── GIVEN DATA ──

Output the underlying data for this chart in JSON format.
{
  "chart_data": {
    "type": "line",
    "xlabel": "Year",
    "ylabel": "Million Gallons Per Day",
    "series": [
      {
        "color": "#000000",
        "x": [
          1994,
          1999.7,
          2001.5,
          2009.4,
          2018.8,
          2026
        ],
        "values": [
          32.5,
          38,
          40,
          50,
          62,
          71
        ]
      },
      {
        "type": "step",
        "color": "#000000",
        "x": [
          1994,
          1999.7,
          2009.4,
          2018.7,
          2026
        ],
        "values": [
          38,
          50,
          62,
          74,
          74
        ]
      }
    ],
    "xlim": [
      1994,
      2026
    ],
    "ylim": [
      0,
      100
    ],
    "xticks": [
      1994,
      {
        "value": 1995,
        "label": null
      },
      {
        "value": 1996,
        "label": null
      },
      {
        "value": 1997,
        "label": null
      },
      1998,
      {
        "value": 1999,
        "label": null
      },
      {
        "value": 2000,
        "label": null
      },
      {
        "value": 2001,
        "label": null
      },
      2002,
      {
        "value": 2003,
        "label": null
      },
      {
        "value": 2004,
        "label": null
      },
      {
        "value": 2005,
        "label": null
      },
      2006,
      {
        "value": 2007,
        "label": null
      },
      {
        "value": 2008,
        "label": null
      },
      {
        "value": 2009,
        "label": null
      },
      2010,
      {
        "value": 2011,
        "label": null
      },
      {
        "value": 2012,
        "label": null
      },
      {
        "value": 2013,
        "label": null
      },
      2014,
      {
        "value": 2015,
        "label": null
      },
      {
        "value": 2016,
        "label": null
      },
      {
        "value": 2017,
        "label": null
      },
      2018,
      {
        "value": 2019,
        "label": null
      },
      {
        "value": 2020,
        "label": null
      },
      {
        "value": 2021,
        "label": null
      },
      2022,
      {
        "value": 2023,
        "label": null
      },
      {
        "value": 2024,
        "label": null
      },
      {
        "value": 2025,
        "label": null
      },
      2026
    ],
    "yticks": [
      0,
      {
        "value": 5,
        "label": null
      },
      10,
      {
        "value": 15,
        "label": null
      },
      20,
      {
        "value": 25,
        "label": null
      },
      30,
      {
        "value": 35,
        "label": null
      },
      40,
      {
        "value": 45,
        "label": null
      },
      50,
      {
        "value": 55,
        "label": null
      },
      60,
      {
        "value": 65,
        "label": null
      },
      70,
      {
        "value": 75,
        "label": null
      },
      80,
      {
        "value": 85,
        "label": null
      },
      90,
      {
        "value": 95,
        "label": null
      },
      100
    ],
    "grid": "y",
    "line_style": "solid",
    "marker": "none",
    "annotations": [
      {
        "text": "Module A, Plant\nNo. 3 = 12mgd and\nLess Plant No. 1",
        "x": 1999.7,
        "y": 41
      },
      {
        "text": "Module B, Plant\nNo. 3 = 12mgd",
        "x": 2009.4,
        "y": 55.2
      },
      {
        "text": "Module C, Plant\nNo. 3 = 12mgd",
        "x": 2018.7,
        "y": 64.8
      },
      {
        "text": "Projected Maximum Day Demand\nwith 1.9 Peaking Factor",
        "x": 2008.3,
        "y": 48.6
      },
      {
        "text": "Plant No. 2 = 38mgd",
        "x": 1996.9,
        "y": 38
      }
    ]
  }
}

───

[THE EXERCISE]
Show the lines where the word "Plant" appears in the entries.

[THE REPLY]
        "text": "Module A, Plant\nNo. 3 = 12mgd and\nLess Plant No. 1",
        "text": "Module B, Plant\nNo. 3 = 12mgd",
        "text": "Module C, Plant\nNo. 3 = 12mgd",
        "text": "Plant No. 2 = 38mgd",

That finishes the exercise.